▶ [Goal]: Report each line of the data that has "roku" somewhere in it.

## Start Supplied records

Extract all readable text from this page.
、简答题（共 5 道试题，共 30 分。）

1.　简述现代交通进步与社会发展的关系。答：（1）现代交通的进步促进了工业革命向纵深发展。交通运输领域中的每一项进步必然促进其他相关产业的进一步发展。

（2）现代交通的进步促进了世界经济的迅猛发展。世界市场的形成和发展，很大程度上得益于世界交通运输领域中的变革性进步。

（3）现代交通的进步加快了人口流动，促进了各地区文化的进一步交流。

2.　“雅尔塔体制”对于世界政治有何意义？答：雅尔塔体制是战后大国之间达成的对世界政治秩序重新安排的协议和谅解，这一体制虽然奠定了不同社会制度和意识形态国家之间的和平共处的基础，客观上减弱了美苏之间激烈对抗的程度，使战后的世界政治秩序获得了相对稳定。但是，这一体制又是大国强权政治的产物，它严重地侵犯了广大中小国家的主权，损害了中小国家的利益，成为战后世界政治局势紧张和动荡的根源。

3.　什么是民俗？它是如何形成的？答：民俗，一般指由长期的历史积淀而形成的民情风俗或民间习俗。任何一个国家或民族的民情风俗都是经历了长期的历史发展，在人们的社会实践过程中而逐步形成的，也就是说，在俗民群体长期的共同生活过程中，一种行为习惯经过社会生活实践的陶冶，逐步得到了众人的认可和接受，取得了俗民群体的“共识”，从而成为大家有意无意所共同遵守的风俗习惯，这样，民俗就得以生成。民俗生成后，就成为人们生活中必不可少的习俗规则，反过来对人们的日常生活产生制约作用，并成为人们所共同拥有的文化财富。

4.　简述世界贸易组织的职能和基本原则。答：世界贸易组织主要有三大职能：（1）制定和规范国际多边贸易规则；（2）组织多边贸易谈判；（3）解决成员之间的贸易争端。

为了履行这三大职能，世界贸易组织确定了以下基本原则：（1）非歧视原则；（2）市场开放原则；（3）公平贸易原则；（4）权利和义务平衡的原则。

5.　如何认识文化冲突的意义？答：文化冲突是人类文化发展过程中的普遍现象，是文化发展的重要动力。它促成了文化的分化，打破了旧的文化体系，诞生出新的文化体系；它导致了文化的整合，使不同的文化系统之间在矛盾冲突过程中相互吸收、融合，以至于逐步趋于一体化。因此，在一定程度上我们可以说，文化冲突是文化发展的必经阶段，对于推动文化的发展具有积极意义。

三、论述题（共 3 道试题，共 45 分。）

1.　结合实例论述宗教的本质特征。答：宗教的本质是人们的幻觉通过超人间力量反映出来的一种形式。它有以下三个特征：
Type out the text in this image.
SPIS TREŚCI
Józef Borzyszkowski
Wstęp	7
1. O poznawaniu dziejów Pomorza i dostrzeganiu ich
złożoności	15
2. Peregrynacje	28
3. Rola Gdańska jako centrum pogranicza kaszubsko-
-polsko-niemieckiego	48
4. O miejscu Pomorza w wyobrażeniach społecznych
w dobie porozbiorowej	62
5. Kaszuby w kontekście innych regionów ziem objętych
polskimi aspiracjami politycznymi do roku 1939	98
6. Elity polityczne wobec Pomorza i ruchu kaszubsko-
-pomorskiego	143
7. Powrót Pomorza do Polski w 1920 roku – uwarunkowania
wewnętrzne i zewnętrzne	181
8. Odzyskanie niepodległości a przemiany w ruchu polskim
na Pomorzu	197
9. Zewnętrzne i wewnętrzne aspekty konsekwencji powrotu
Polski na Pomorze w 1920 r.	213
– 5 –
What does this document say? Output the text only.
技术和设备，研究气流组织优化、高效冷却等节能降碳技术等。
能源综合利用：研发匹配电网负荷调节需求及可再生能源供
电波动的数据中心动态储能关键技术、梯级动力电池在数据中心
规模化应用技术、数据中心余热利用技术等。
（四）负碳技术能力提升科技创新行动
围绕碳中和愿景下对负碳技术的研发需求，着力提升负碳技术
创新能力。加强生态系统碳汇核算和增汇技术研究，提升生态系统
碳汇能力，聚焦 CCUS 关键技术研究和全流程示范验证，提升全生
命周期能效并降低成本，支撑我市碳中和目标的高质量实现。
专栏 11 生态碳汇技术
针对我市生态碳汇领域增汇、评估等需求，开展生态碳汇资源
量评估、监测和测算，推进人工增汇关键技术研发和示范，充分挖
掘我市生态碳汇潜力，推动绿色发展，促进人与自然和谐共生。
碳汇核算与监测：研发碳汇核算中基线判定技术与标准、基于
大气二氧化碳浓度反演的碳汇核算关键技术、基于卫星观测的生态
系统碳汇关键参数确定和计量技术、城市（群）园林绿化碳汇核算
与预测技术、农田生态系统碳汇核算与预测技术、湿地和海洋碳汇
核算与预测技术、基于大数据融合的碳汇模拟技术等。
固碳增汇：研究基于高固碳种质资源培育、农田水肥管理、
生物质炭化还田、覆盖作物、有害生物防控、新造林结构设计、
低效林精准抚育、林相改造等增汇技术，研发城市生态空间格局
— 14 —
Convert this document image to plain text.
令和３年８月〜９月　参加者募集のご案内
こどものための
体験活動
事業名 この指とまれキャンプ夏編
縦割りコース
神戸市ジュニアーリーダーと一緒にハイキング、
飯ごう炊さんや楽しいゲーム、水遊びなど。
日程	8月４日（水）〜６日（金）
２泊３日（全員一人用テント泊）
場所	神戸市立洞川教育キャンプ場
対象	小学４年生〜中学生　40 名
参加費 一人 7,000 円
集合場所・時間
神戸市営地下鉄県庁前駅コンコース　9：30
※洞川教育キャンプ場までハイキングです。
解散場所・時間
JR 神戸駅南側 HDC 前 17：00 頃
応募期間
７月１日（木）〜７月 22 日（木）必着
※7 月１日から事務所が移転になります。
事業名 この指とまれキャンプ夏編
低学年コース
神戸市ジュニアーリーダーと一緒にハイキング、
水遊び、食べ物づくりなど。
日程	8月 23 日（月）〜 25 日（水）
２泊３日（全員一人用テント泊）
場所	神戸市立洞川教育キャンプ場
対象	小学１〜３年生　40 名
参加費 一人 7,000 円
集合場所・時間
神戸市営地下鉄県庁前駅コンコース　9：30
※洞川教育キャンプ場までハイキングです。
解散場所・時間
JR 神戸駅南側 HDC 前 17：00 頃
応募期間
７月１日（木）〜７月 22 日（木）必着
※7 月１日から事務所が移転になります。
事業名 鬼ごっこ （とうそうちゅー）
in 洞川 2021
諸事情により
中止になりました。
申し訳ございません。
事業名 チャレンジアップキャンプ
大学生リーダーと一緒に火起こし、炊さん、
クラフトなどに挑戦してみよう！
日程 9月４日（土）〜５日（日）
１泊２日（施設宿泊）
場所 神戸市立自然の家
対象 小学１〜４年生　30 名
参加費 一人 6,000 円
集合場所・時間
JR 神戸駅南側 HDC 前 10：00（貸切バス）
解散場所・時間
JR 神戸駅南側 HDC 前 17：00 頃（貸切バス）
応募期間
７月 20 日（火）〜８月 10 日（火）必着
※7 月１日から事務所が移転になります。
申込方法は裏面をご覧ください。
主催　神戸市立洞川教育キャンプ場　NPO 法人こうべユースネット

## End Supplied records

▶ [The answer]:
polskimi aspiracjami politycznymi do roku 1939	98
7. Powrót Pomorza do Polski w 1920 roku – uwarunkowania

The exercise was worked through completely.